> [EXERCISE TASK]: From the listing below, copy every line with the word "Environmental".

·····

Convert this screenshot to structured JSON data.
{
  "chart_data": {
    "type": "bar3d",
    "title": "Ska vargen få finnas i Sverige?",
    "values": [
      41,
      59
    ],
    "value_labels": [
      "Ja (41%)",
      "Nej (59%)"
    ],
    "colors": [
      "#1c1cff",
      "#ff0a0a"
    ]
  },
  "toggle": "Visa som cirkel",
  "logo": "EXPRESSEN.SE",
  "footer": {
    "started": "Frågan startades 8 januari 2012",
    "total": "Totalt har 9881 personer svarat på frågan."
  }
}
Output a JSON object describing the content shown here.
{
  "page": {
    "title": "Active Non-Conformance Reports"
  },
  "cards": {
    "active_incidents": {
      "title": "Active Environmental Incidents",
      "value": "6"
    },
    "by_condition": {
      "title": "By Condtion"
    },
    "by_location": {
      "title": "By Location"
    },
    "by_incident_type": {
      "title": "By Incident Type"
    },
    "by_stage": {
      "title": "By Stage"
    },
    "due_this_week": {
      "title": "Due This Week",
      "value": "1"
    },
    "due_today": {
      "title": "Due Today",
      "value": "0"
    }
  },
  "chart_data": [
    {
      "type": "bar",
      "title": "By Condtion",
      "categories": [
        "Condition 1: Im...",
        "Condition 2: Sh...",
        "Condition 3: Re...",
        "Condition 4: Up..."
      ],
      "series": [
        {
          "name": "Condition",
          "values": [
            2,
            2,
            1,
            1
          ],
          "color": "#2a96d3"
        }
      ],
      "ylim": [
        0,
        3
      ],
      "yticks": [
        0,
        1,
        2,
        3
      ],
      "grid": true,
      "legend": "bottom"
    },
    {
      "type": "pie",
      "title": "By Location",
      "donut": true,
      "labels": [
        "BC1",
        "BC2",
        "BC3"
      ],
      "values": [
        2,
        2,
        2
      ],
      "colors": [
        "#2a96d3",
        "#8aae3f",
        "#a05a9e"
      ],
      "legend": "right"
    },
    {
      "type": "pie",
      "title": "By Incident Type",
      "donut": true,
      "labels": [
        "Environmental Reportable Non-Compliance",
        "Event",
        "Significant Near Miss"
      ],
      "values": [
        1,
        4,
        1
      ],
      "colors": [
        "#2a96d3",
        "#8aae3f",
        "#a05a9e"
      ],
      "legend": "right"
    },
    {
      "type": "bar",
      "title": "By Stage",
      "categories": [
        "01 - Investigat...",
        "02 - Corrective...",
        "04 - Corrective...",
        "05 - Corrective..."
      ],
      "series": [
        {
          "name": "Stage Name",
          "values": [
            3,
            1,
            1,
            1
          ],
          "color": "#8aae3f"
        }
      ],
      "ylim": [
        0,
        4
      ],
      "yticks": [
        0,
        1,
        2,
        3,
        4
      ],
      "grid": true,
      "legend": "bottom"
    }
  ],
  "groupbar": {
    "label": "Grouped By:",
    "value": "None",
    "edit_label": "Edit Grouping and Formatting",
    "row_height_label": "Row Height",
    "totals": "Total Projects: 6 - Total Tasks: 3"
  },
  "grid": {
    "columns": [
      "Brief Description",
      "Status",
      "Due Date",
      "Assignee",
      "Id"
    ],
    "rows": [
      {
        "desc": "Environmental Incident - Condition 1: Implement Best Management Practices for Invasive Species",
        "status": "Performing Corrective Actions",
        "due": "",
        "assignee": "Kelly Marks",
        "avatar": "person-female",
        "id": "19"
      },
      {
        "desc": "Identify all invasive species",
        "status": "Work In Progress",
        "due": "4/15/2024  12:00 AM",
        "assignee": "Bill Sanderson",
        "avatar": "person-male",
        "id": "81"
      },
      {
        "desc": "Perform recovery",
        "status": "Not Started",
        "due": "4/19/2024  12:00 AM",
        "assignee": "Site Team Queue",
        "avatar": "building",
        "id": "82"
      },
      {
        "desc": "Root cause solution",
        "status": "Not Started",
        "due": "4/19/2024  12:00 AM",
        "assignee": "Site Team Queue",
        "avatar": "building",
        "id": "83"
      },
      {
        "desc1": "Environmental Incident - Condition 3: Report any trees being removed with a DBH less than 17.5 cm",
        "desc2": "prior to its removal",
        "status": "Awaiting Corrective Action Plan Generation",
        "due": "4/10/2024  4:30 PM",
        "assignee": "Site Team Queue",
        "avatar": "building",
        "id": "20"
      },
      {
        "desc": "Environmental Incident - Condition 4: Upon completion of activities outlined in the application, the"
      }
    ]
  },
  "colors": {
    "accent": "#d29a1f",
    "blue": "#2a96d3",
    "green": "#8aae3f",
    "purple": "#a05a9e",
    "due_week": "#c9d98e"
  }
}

·····

> [SOLUTION TO THIS EXERCISE]:
      "title": "Active Environmental Incidents",
        "Environmental Reportable Non-Compliance",
        "desc": "Environmental Incident - Condition 1: Implement Best Management Practices for Invasive Species",
        "desc1": "Environmental Incident - Condition 3: Report any trees being removed with a DBH less than 17.5 cm",
        "desc": "Environmental Incident - Condition 4: Upon completion of activities outlined in the application, the"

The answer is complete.